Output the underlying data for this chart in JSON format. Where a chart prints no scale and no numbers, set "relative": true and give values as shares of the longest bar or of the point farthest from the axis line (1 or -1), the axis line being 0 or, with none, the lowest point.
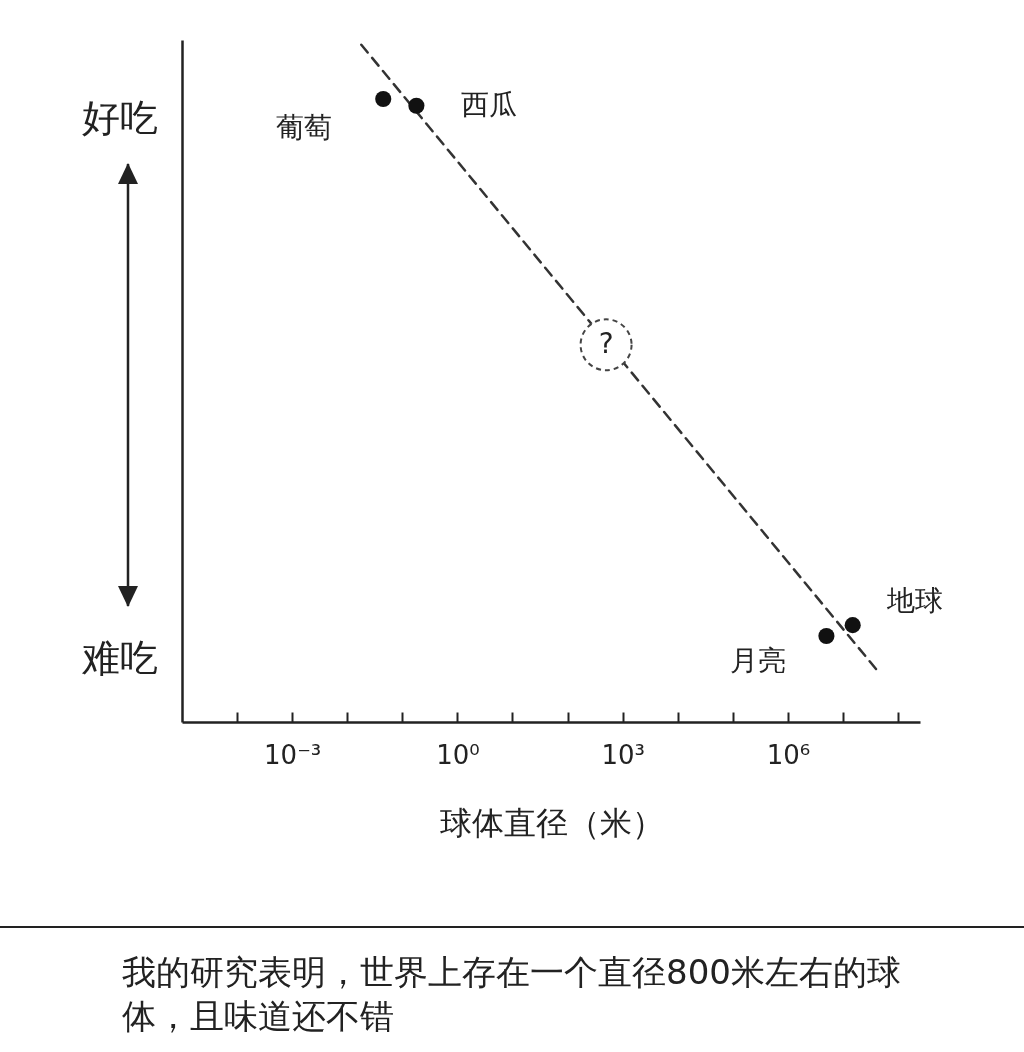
{
  "chart_data": {
    "type": "scatter",
    "xlabel": "球体直径（米）",
    "relative": true,
    "annotations": [
      {
        "text": "?",
        "x": 500,
        "y": 0.557
      },
      "好吃",
      "难吃",
      "我的研究表明，世界上存在一个直径800米左右的球体，且味道还不错"
    ],
    "log": "x",
    "marker": "circle",
    "xlim": [
      1e-05,
      250000000
    ],
    "xticks": [
      {
        "value": 0.0001,
        "label": null
      },
      {
        "value": 0.001,
        "label": "10⁻³"
      },
      {
        "value": 0.01,
        "label": null
      },
      {
        "value": 0.1,
        "label": null
      },
      {
        "value": 1,
        "label": "10⁰"
      },
      {
        "value": 10,
        "label": null
      },
      {
        "value": 100,
        "label": null
      },
      {
        "value": 1000,
        "label": "10³"
      },
      {
        "value": 10000,
        "label": null
      },
      {
        "value": 100000,
        "label": null
      },
      {
        "value": 1000000,
        "label": "10⁶"
      },
      {
        "value": 10000000,
        "label": null
      },
      {
        "value": 100000000,
        "label": null
      }
    ],
    "series": [
      {
        "type": "line",
        "color": "#333333",
        "line_style": "dashed",
        "marker": "none",
        "x": [
          0.018,
          44000000
        ],
        "values": [
          1,
          0.074
        ]
      },
      {
        "name": "葡萄",
        "color": "#111111",
        "x": [
          0.045
        ],
        "values": [
          0.92
        ]
      },
      {
        "name": "西瓜",
        "color": "#111111",
        "x": [
          0.18
        ],
        "values": [
          0.91
        ]
      },
      {
        "name": "月亮",
        "color": "#111111",
        "x": [
          5000000
        ],
        "values": [
          0.127
        ]
      },
      {
        "name": "地球",
        "color": "#111111",
        "x": [
          15000000
        ],
        "values": [
          0.143
        ]
      }
    ]
  }
}
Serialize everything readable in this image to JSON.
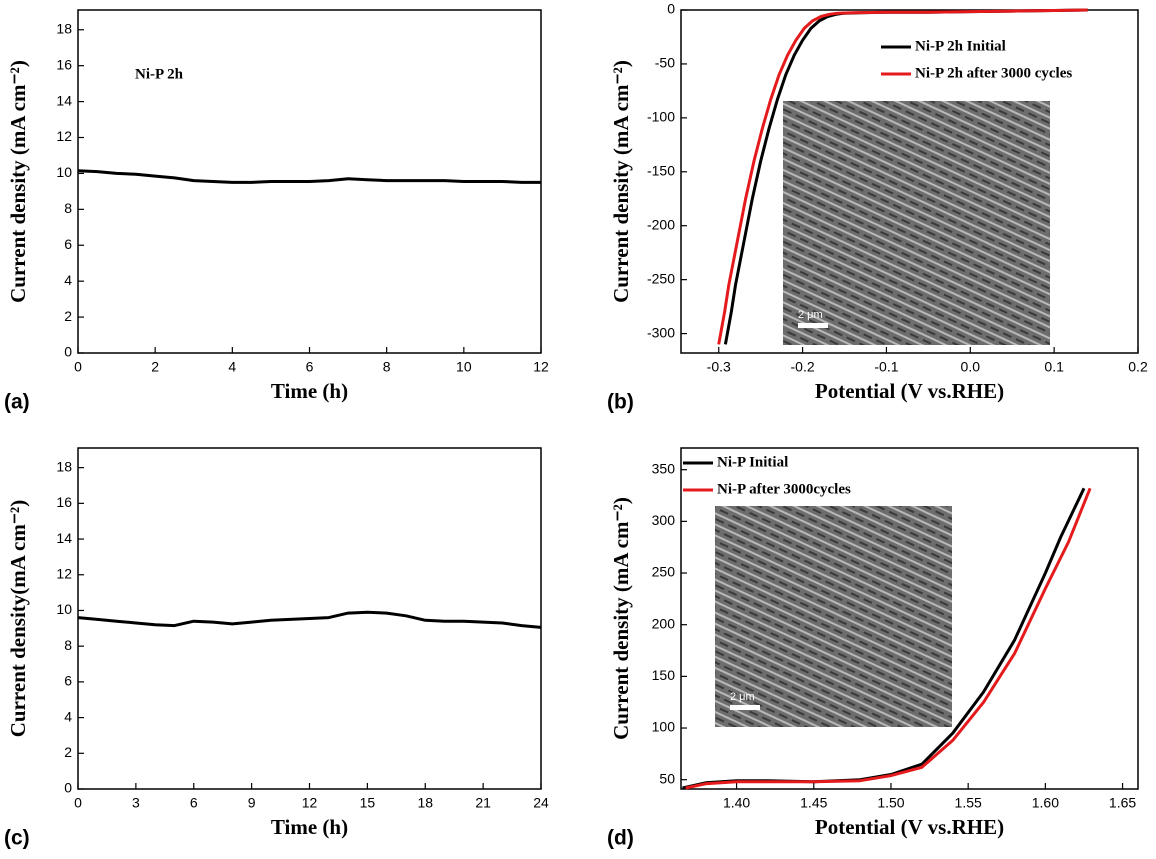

> What to produce
Return all the entries word for word, but omit any pictures they contain.

> Output of the task
Output the underlying data for this chart in JSON format. Where a chart prints no scale and no numbers, set "relative": true and give values as shares of the longest bar or of the point farthest from the axis line (1 or -1), the axis line being 0 or, with none, the lowest point.
{
  "chart_data": {
    "type": "scatter",
    "xlabel": "球体直径（米）",
    "relative": true,
    "annotations": [
      {
        "text": "?",
        "x": 500,
        "y": 0.557
      },
      "好吃",
      "难吃",
      "我的研究表明，世界上存在一个直径800米左右的球体，且味道还不错"
    ],
    "log": "x",
    "marker": "circle",
    "xlim": [
      1e-05,
      250000000
    ],
    "xticks": [
      {
        "value": 0.0001,
        "label": null
      },
      {
        "value": 0.001,
        "label": "10⁻³"
      },
      {
        "value": 0.01,
        "label": null
      },
      {
        "value": 0.1,
        "label": null
      },
      {
        "value": 1,
        "label": "10⁰"
      },
      {
        "value": 10,
        "label": null
      },
      {
        "value": 100,
        "label": null
      },
      {
        "value": 1000,
        "label": "10³"
      },
      {
        "value": 10000,
        "label": null
      },
      {
        "value": 100000,
        "label": null
      },
      {
        "value": 1000000,
        "label": "10⁶"
      },
      {
        "value": 10000000,
        "label": null
      },
      {
        "value": 100000000,
        "label": null
      }
    ],
    "series": [
      {
        "type": "line",
        "color": "#333333",
        "line_style": "dashed",
        "marker": "none",
        "x": [
          0.018,
          44000000
        ],
        "values": [
          1,
          0.074
        ]
      },
      {
        "name": "葡萄",
        "color": "#111111",
        "x": [
          0.045
        ],
        "values": [
          0.92
        ]
      },
      {
        "name": "西瓜",
        "color": "#111111",
        "x": [
          0.18
        ],
        "values": [
          0.91
        ]
      },
      {
        "name": "月亮",
        "color": "#111111",
        "x": [
          5000000
        ],
        "values": [
          0.127
        ]
      },
      {
        "name": "地球",
        "color": "#111111",
        "x": [
          15000000
        ],
        "values": [
          0.143
        ]
      }
    ]
  }
}
Serialize everything readable in this image to JSON.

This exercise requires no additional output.